▶ [Set task]: Transcribe exactly the lines from the one holding "Serialize everything readable" to the end of the data below, including both of those lines and no others.

▶ [Listed entries]:
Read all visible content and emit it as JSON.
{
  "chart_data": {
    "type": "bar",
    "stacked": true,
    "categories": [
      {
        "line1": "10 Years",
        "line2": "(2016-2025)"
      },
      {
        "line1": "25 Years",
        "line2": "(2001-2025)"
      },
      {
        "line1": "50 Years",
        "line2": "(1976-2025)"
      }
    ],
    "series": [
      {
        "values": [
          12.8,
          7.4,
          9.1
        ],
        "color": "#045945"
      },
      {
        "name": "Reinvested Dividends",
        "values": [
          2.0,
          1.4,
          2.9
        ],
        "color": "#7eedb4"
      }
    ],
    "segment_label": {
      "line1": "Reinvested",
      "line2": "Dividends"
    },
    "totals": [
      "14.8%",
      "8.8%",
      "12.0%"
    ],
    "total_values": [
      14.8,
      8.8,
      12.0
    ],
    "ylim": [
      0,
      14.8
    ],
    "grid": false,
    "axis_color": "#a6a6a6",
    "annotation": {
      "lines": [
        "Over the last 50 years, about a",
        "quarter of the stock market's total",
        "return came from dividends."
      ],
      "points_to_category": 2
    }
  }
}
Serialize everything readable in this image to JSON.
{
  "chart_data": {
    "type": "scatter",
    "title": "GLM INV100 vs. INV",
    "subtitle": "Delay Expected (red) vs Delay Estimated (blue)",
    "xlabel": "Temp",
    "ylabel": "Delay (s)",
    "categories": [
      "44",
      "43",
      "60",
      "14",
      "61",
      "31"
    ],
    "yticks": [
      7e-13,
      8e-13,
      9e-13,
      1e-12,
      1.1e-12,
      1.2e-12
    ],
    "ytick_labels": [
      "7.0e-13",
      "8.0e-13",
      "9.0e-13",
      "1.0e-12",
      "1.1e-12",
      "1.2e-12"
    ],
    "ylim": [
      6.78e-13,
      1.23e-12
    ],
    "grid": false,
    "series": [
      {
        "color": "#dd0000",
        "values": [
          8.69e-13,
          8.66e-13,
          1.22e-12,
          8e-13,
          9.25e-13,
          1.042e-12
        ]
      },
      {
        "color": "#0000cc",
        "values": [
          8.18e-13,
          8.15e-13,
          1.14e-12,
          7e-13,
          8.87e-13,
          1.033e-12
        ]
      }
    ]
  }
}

▶ [Answer to this task]:
Serialize everything readable in this image to JSON.
{
  "chart_data": {
    "type": "scatter",
    "title": "GLM INV100 vs. INV",
    "subtitle": "Delay Expected (red) vs Delay Estimated (blue)",
    "xlabel": "Temp",
    "ylabel": "Delay (s)",
    "categories": [
      "44",
      "43",
      "60",
      "14",
      "61",
      "31"
    ],
    "yticks": [
      7e-13,
      8e-13,
      9e-13,
      1e-12,
      1.1e-12,
      1.2e-12
    ],
    "ytick_labels": [
      "7.0e-13",
      "8.0e-13",
      "9.0e-13",
      "1.0e-12",
      "1.1e-12",
      "1.2e-12"
    ],
    "ylim": [
      6.78e-13,
      1.23e-12
    ],
    "grid": false,
    "series": [
      {
        "color": "#dd0000",
        "values": [
          8.69e-13,
          8.66e-13,
          1.22e-12,
          8e-13,
          9.25e-13,
          1.042e-12
        ]
      },
      {
        "color": "#0000cc",
        "values": [
          8.18e-13,
          8.15e-13,
          1.14e-12,
          7e-13,
          8.87e-13,
          1.033e-12
        ]
      }
    ]
  }
}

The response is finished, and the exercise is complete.